TASK DIRECTIONS: Restate, word for word, all of the material shown below.

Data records
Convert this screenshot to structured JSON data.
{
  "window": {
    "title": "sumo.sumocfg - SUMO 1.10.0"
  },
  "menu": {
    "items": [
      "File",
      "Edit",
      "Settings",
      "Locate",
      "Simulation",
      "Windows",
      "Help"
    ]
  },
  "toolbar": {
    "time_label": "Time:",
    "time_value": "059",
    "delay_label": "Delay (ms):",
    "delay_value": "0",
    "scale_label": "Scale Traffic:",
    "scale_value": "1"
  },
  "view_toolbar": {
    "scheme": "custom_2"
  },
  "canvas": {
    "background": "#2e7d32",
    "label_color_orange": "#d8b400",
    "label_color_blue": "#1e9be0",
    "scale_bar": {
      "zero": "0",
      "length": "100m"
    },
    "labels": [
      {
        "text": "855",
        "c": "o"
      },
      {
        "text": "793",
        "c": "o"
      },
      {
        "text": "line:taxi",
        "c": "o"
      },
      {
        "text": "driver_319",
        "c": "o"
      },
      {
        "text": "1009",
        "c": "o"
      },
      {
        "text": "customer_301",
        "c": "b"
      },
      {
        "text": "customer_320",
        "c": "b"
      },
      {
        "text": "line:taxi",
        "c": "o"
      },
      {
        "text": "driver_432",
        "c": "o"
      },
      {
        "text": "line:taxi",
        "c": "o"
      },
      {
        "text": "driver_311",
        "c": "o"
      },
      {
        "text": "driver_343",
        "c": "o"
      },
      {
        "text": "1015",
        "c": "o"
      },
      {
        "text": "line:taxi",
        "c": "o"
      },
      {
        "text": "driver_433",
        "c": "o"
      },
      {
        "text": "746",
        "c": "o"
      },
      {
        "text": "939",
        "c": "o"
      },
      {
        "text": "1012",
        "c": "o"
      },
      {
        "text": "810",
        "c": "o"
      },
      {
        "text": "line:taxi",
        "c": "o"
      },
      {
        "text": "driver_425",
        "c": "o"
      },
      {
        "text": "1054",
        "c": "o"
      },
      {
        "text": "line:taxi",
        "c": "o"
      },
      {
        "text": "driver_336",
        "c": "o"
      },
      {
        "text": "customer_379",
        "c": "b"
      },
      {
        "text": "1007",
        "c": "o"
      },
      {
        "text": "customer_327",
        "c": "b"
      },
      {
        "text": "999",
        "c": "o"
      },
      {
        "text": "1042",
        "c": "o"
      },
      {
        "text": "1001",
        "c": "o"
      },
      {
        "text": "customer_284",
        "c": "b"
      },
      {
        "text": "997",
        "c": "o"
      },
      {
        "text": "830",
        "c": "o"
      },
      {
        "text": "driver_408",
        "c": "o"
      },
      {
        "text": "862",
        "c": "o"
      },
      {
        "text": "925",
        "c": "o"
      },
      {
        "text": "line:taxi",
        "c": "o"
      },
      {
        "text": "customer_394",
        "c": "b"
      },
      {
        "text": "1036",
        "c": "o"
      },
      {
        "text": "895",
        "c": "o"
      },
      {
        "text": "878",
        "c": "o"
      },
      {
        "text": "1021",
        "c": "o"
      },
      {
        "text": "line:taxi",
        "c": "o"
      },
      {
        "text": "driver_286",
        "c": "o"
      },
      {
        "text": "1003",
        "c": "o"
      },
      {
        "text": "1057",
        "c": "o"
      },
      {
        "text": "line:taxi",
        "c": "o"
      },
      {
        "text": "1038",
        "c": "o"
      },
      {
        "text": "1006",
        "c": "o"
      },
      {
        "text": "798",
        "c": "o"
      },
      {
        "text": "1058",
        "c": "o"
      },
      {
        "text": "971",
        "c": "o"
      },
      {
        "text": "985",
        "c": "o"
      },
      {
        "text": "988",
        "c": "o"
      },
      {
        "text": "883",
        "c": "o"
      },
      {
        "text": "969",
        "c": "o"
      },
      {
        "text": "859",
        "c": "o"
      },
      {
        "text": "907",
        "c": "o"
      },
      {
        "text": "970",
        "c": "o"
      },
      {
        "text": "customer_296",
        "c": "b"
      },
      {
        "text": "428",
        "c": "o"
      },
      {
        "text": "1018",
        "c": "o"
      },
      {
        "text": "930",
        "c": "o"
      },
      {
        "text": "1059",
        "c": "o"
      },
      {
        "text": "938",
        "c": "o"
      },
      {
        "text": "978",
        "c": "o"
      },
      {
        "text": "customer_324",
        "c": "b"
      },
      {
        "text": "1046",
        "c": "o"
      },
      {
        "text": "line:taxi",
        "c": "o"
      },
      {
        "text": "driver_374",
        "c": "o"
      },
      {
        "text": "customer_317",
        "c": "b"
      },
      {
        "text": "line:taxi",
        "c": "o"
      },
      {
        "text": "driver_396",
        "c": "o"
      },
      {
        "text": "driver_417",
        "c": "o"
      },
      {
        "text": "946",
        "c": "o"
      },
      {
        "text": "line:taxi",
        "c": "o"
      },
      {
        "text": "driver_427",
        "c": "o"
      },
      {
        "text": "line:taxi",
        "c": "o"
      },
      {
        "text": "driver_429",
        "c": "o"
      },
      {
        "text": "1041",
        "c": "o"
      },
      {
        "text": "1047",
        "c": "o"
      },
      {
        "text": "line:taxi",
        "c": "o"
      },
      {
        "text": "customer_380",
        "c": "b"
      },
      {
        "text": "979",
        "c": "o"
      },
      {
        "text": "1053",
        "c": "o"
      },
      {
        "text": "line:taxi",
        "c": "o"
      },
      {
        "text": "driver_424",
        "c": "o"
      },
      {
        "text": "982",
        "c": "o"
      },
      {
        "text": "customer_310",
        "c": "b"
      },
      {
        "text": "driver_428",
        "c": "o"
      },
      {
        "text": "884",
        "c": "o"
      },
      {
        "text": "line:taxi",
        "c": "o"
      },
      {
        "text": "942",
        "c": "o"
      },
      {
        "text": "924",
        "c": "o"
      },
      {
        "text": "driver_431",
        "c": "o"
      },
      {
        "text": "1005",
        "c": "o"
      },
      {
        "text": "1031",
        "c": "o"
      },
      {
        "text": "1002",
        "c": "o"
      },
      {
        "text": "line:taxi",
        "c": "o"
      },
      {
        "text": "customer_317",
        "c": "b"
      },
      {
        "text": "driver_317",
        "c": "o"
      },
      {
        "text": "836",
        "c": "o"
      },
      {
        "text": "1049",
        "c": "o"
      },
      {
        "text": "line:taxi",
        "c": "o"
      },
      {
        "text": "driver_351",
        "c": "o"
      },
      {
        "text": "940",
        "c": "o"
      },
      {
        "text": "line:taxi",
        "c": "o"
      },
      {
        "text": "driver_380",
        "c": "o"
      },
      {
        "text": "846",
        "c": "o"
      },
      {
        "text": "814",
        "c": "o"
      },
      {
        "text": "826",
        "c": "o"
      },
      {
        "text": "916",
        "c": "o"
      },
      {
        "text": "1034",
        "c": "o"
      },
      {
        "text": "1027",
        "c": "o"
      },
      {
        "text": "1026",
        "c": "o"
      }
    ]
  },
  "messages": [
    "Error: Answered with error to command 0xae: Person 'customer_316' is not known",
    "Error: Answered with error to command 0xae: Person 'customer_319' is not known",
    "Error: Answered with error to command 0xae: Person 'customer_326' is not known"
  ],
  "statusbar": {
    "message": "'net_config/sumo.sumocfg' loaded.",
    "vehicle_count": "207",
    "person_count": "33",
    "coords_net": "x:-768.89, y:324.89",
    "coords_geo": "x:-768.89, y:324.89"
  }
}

EXERCISE ANSWER:
Convert this screenshot to structured JSON data.
{
  "window": {
    "title": "sumo.sumocfg - SUMO 1.10.0"
  },
  "menu": {
    "items": [
      "File",
      "Edit",
      "Settings",
      "Locate",
      "Simulation",
      "Windows",
      "Help"
    ]
  },
  "toolbar": {
    "time_label": "Time:",
    "time_value": "059",
    "delay_label": "Delay (ms):",
    "delay_value": "0",
    "scale_label": "Scale Traffic:",
    "scale_value": "1"
  },
  "view_toolbar": {
    "scheme": "custom_2"
  },
  "canvas": {
    "background": "#2e7d32",
    "label_color_orange": "#d8b400",
    "label_color_blue": "#1e9be0",
    "scale_bar": {
      "zero": "0",
      "length": "100m"
    },
    "labels": [
      {
        "text": "855",
        "c": "o"
      },
      {
        "text": "793",
        "c": "o"
      },
      {
        "text": "line:taxi",
        "c": "o"
      },
      {
        "text": "driver_319",
        "c": "o"
      },
      {
        "text": "1009",
        "c": "o"
      },
      {
        "text": "customer_301",
        "c": "b"
      },
      {
        "text": "customer_320",
        "c": "b"
      },
      {
        "text": "line:taxi",
        "c": "o"
      },
      {
        "text": "driver_432",
        "c": "o"
      },
      {
        "text": "line:taxi",
        "c": "o"
      },
      {
        "text": "driver_311",
        "c": "o"
      },
      {
        "text": "driver_343",
        "c": "o"
      },
      {
        "text": "1015",
        "c": "o"
      },
      {
        "text": "line:taxi",
        "c": "o"
      },
      {
        "text": "driver_433",
        "c": "o"
      },
      {
        "text": "746",
        "c": "o"
      },
      {
        "text": "939",
        "c": "o"
      },
      {
        "text": "1012",
        "c": "o"
      },
      {
        "text": "810",
        "c": "o"
      },
      {
        "text": "line:taxi",
        "c": "o"
      },
      {
        "text": "driver_425",
        "c": "o"
      },
      {
        "text": "1054",
        "c": "o"
      },
      {
        "text": "line:taxi",
        "c": "o"
      },
      {
        "text": "driver_336",
        "c": "o"
      },
      {
        "text": "customer_379",
        "c": "b"
      },
      {
        "text": "1007",
        "c": "o"
      },
      {
        "text": "customer_327",
        "c": "b"
      },
      {
        "text": "999",
        "c": "o"
      },
      {
        "text": "1042",
        "c": "o"
      },
      {
        "text": "1001",
        "c": "o"
      },
      {
        "text": "customer_284",
        "c": "b"
      },
      {
        "text": "997",
        "c": "o"
      },
      {
        "text": "830",
        "c": "o"
      },
      {
        "text": "driver_408",
        "c": "o"
      },
      {
        "text": "862",
        "c": "o"
      },
      {
        "text": "925",
        "c": "o"
      },
      {
        "text": "line:taxi",
        "c": "o"
      },
      {
        "text": "customer_394",
        "c": "b"
      },
      {
        "text": "1036",
        "c": "o"
      },
      {
        "text": "895",
        "c": "o"
      },
      {
        "text": "878",
        "c": "o"
      },
      {
        "text": "1021",
        "c": "o"
      },
      {
        "text": "line:taxi",
        "c": "o"
      },
      {
        "text": "driver_286",
        "c": "o"
      },
      {
        "text": "1003",
        "c": "o"
      },
      {
        "text": "1057",
        "c": "o"
      },
      {
        "text": "line:taxi",
        "c": "o"
      },
      {
        "text": "1038",
        "c": "o"
      },
      {
        "text": "1006",
        "c": "o"
      },
      {
        "text": "798",
        "c": "o"
      },
      {
        "text": "1058",
        "c": "o"
      },
      {
        "text": "971",
        "c": "o"
      },
      {
        "text": "985",
        "c": "o"
      },
      {
        "text": "988",
        "c": "o"
      },
      {
        "text": "883",
        "c": "o"
      },
      {
        "text": "969",
        "c": "o"
      },
      {
        "text": "859",
        "c": "o"
      },
      {
        "text": "907",
        "c": "o"
      },
      {
        "text": "970",
        "c": "o"
      },
      {
        "text": "customer_296",
        "c": "b"
      },
      {
        "text": "428",
        "c": "o"
      },
      {
        "text": "1018",
        "c": "o"
      },
      {
        "text": "930",
        "c": "o"
      },
      {
        "text": "1059",
        "c": "o"
      },
      {
        "text": "938",
        "c": "o"
      },
      {
        "text": "978",
        "c": "o"
      },
      {
        "text": "customer_324",
        "c": "b"
      },
      {
        "text": "1046",
        "c": "o"
      },
      {
        "text": "line:taxi",
        "c": "o"
      },
      {
        "text": "driver_374",
        "c": "o"
      },
      {
        "text": "customer_317",
        "c": "b"
      },
      {
        "text": "line:taxi",
        "c": "o"
      },
      {
        "text": "driver_396",
        "c": "o"
      },
      {
        "text": "driver_417",
        "c": "o"
      },
      {
        "text": "946",
        "c": "o"
      },
      {
        "text": "line:taxi",
        "c": "o"
      },
      {
        "text": "driver_427",
        "c": "o"
      },
      {
        "text": "line:taxi",
        "c": "o"
      },
      {
        "text": "driver_429",
        "c": "o"
      },
      {
        "text": "1041",
        "c": "o"
      },
      {
        "text": "1047",
        "c": "o"
      },
      {
        "text": "line:taxi",
        "c": "o"
      },
      {
        "text": "customer_380",
        "c": "b"
      },
      {
        "text": "979",
        "c": "o"
      },
      {
        "text": "1053",
        "c": "o"
      },
      {
        "text": "line:taxi",
        "c": "o"
      },
      {
        "text": "driver_424",
        "c": "o"
      },
      {
        "text": "982",
        "c": "o"
      },
      {
        "text": "customer_310",
        "c": "b"
      },
      {
        "text": "driver_428",
        "c": "o"
      },
      {
        "text": "884",
        "c": "o"
      },
      {
        "text": "line:taxi",
        "c": "o"
      },
      {
        "text": "942",
        "c": "o"
      },
      {
        "text": "924",
        "c": "o"
      },
      {
        "text": "driver_431",
        "c": "o"
      },
      {
        "text": "1005",
        "c": "o"
      },
      {
        "text": "1031",
        "c": "o"
      },
      {
        "text": "1002",
        "c": "o"
      },
      {
        "text": "line:taxi",
        "c": "o"
      },
      {
        "text": "customer_317",
        "c": "b"
      },
      {
        "text": "driver_317",
        "c": "o"
      },
      {
        "text": "836",
        "c": "o"
      },
      {
        "text": "1049",
        "c": "o"
      },
      {
        "text": "line:taxi",
        "c": "o"
      },
      {
        "text": "driver_351",
        "c": "o"
      },
      {
        "text": "940",
        "c": "o"
      },
      {
        "text": "line:taxi",
        "c": "o"
      },
      {
        "text": "driver_380",
        "c": "o"
      },
      {
        "text": "846",
        "c": "o"
      },
      {
        "text": "814",
        "c": "o"
      },
      {
        "text": "826",
        "c": "o"
      },
      {
        "text": "916",
        "c": "o"
      },
      {
        "text": "1034",
        "c": "o"
      },
      {
        "text": "1027",
        "c": "o"
      },
      {
        "text": "1026",
        "c": "o"
      }
    ]
  },
  "messages": [
    "Error: Answered with error to command 0xae: Person 'customer_316' is not known",
    "Error: Answered with error to command 0xae: Person 'customer_319' is not known",
    "Error: Answered with error to command 0xae: Person 'customer_326' is not known"
  ],
  "statusbar": {
    "message": "'net_config/sumo.sumocfg' loaded.",
    "vehicle_count": "207",
    "person_count": "33",
    "coords_net": "x:-768.89, y:324.89",
    "coords_geo": "x:-768.89, y:324.89"
  }
}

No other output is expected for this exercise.